Recorded data:
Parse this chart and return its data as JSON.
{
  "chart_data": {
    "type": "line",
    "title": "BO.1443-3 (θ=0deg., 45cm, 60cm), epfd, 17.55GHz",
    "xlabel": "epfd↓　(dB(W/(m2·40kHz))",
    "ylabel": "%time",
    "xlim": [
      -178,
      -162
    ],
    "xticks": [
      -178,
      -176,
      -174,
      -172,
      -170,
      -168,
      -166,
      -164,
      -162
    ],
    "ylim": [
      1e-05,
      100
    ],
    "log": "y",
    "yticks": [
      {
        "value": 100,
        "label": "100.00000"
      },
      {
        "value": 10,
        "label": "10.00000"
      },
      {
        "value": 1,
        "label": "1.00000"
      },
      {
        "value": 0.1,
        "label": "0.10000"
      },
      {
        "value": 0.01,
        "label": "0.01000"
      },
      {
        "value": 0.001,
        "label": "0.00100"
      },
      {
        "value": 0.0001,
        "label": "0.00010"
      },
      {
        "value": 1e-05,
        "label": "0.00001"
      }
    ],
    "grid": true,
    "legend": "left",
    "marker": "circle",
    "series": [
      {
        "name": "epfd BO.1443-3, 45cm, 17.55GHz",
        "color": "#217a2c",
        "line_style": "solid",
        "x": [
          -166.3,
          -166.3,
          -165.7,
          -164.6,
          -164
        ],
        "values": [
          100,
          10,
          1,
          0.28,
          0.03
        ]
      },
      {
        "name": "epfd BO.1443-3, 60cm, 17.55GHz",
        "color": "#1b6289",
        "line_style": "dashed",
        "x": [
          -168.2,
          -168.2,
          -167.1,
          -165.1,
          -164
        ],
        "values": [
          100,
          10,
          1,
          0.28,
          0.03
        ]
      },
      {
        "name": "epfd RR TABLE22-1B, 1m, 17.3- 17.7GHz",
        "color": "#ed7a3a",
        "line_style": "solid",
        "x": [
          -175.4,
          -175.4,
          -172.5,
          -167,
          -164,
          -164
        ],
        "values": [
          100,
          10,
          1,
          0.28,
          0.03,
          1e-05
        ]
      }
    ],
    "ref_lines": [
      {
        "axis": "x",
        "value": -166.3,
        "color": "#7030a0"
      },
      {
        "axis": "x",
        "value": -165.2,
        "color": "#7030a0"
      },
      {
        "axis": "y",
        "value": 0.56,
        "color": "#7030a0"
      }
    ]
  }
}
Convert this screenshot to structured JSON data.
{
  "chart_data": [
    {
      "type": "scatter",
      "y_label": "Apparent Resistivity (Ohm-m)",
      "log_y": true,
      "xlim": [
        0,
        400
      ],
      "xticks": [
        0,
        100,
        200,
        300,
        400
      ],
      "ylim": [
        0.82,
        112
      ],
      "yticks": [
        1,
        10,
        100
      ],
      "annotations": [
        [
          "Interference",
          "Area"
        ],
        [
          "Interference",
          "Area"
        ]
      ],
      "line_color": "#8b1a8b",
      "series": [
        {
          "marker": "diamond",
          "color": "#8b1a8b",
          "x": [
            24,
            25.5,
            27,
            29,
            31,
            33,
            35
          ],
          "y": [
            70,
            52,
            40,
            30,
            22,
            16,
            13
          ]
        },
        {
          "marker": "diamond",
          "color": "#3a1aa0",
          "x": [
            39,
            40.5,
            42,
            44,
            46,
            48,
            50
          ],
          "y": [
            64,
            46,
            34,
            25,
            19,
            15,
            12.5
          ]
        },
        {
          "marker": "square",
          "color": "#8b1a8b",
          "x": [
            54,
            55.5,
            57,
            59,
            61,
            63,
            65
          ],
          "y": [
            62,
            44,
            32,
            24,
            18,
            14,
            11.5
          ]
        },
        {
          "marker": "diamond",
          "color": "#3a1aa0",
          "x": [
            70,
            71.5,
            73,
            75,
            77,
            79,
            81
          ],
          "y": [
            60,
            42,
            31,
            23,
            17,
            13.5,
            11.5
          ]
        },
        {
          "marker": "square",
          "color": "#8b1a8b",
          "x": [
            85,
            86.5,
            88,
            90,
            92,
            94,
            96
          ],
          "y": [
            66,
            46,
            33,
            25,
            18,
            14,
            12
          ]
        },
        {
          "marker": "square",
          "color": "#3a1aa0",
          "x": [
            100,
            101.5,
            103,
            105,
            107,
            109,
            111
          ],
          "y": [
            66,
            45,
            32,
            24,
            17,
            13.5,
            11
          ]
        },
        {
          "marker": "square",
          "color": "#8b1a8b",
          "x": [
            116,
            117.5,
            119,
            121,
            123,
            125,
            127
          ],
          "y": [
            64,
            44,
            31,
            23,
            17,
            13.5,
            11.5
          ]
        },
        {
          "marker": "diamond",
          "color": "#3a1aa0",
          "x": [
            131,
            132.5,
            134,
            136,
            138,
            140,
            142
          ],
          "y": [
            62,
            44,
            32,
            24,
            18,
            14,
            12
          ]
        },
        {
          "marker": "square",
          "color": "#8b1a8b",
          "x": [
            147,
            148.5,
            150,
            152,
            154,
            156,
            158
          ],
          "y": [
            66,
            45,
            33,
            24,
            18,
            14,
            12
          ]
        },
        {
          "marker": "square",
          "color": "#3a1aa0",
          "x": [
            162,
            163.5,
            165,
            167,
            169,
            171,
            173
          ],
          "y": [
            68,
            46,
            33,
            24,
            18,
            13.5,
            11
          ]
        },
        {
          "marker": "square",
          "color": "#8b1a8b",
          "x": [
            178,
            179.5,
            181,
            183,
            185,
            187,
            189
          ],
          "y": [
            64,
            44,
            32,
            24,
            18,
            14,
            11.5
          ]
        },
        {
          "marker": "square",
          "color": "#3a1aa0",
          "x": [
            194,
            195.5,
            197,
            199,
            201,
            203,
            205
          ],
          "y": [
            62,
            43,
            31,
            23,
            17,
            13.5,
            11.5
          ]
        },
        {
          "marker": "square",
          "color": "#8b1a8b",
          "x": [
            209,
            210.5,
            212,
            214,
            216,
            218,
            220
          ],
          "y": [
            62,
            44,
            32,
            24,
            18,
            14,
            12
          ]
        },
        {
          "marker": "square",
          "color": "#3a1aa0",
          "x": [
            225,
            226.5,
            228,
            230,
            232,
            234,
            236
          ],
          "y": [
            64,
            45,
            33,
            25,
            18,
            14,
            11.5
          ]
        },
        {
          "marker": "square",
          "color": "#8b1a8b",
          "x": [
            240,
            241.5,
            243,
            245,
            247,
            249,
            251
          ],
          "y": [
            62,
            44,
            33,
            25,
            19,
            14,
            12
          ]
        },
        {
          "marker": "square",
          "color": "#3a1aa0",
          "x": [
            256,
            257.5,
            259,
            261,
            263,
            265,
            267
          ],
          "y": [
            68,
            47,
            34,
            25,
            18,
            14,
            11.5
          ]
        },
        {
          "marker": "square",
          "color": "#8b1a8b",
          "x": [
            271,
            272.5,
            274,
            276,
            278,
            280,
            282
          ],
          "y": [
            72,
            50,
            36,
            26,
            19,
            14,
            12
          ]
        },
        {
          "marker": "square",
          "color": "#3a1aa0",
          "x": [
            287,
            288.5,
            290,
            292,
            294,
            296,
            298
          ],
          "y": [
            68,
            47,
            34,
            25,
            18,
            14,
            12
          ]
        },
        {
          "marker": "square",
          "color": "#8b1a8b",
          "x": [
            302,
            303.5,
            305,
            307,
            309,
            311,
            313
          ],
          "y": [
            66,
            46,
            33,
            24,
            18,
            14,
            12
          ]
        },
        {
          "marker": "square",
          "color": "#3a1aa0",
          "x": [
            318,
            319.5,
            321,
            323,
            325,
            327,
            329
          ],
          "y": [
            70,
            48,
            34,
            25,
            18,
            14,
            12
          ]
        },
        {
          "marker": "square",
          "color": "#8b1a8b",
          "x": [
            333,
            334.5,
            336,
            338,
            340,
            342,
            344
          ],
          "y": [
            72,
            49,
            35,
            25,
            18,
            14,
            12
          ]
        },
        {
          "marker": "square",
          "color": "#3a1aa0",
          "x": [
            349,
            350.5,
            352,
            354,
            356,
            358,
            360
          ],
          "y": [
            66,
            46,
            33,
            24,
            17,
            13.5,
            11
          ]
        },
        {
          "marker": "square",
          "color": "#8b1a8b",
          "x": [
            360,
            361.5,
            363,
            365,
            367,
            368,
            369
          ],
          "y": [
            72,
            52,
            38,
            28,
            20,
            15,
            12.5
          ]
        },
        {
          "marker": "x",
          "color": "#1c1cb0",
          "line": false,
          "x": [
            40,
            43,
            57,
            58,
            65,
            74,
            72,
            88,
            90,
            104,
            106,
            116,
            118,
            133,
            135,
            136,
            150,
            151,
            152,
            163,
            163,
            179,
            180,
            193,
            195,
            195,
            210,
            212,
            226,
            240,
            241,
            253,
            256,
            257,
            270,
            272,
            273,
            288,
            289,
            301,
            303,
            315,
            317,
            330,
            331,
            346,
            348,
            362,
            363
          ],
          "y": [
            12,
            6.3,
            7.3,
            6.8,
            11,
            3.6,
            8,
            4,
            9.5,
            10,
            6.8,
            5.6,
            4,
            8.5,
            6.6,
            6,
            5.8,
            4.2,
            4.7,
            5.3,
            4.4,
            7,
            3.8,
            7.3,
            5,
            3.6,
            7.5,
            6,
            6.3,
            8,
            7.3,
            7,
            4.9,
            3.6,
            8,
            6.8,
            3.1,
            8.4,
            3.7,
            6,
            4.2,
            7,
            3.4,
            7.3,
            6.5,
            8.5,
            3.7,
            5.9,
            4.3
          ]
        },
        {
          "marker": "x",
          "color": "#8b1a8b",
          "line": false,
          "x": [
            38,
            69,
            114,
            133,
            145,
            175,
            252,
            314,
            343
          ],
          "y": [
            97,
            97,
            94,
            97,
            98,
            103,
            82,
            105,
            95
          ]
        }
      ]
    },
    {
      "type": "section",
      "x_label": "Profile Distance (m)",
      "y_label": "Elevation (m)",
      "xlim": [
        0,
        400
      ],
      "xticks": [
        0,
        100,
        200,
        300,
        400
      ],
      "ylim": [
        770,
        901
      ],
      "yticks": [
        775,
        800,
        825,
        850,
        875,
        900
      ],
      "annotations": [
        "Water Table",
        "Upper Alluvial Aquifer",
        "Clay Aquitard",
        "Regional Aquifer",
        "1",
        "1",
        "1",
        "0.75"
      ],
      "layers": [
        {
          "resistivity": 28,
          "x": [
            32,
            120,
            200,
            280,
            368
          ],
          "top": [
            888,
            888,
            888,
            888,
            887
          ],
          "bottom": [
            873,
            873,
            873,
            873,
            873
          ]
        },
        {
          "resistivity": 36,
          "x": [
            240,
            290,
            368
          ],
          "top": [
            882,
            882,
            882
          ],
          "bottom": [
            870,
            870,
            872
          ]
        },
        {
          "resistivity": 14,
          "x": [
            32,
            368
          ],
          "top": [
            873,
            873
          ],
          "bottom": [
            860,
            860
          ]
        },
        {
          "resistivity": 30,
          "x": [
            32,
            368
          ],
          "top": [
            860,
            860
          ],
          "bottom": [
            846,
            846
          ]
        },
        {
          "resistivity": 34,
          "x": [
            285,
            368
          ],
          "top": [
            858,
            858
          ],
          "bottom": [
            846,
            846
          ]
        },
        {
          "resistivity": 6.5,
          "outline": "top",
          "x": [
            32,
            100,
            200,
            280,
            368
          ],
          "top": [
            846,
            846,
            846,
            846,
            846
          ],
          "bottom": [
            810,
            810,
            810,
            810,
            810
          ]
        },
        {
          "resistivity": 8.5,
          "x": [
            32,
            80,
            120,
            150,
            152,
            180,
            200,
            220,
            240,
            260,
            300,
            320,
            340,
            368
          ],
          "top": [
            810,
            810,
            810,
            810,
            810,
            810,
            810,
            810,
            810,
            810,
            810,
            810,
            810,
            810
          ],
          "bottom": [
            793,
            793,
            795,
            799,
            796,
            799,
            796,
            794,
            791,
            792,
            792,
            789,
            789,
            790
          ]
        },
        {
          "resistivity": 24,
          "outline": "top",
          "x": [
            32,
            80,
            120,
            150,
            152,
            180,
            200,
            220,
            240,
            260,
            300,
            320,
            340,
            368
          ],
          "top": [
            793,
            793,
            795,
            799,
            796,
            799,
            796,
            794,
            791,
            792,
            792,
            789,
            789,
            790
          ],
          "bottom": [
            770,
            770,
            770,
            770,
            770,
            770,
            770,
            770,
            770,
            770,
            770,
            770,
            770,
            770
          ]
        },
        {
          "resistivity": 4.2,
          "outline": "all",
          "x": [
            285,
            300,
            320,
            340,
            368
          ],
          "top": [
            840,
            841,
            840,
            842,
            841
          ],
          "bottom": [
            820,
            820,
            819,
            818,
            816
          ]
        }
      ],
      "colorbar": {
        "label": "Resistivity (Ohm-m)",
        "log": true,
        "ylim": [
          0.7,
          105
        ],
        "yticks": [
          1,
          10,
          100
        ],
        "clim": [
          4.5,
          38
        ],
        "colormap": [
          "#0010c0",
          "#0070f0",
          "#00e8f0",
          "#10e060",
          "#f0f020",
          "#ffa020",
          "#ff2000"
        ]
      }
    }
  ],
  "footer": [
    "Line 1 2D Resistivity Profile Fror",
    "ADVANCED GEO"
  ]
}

Written exercise: Scan the data above; copy every line where "this" appears.

Exercise answer:
Parse this chart and return its data as JSON.
Convert this screenshot to structured JSON data.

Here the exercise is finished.